• _WORK TO COMPLETE_: Transcribe the entries that follow, word for word.

• _DATA SHOWN_:
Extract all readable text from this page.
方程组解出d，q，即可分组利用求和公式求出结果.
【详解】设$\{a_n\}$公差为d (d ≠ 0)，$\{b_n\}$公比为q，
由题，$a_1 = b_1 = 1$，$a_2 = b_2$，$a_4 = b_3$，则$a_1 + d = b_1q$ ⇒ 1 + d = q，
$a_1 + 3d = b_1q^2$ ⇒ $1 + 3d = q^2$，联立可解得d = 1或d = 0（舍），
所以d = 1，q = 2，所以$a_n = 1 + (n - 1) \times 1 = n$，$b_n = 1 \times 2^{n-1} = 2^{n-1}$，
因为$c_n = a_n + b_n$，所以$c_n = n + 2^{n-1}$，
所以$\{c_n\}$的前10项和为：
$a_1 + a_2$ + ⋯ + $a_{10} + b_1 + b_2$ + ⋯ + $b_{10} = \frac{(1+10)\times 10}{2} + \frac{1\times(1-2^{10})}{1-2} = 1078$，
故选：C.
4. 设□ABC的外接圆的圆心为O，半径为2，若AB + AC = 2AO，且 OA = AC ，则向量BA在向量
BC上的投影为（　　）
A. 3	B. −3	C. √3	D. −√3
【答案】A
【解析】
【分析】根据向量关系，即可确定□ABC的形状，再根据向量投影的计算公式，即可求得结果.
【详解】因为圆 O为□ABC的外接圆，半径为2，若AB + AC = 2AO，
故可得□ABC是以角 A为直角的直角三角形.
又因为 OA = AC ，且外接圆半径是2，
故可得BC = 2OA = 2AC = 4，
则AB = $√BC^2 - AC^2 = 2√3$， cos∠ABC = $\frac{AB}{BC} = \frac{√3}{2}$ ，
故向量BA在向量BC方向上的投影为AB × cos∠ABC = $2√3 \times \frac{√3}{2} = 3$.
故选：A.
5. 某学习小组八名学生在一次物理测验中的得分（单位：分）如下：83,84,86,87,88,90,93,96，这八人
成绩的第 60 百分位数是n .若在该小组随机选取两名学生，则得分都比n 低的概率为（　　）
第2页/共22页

• _PROBLEM SOLUTION_:
Extract all readable text from this page.
方程组解出d，q，即可分组利用求和公式求出结果.
【详解】设$\{a_n\}$公差为d (d ≠ 0)，$\{b_n\}$公比为q，
由题，$a_1 = b_1 = 1$，$a_2 = b_2$，$a_4 = b_3$，则$a_1 + d = b_1q$ ⇒ 1 + d = q，
$a_1 + 3d = b_1q^2$ ⇒ $1 + 3d = q^2$，联立可解得d = 1或d = 0（舍），
所以d = 1，q = 2，所以$a_n = 1 + (n - 1) \times 1 = n$，$b_n = 1 \times 2^{n-1} = 2^{n-1}$，
因为$c_n = a_n + b_n$，所以$c_n = n + 2^{n-1}$，
所以$\{c_n\}$的前10项和为：
$a_1 + a_2$ + ⋯ + $a_{10} + b_1 + b_2$ + ⋯ + $b_{10} = \frac{(1+10)\times 10}{2} + \frac{1\times(1-2^{10})}{1-2} = 1078$，
故选：C.
4. 设□ABC的外接圆的圆心为O，半径为2，若AB + AC = 2AO，且 OA = AC ，则向量BA在向量
BC上的投影为（　　）
A. 3	B. −3	C. √3	D. −√3
【答案】A
【解析】
【分析】根据向量关系，即可确定□ABC的形状，再根据向量投影的计算公式，即可求得结果.
【详解】因为圆 O为□ABC的外接圆，半径为2，若AB + AC = 2AO，
故可得□ABC是以角 A为直角的直角三角形.
又因为 OA = AC ，且外接圆半径是2，
故可得BC = 2OA = 2AC = 4，
则AB = $√BC^2 - AC^2 = 2√3$， cos∠ABC = $\frac{AB}{BC} = \frac{√3}{2}$ ，
故向量BA在向量BC方向上的投影为AB × cos∠ABC = $2√3 \times \frac{√3}{2} = 3$.
故选：A.
5. 某学习小组八名学生在一次物理测验中的得分（单位：分）如下：83,84,86,87,88,90,93,96，这八人
成绩的第 60 百分位数是n .若在该小组随机选取两名学生，则得分都比n 低的概率为（　　）
第2页/共22页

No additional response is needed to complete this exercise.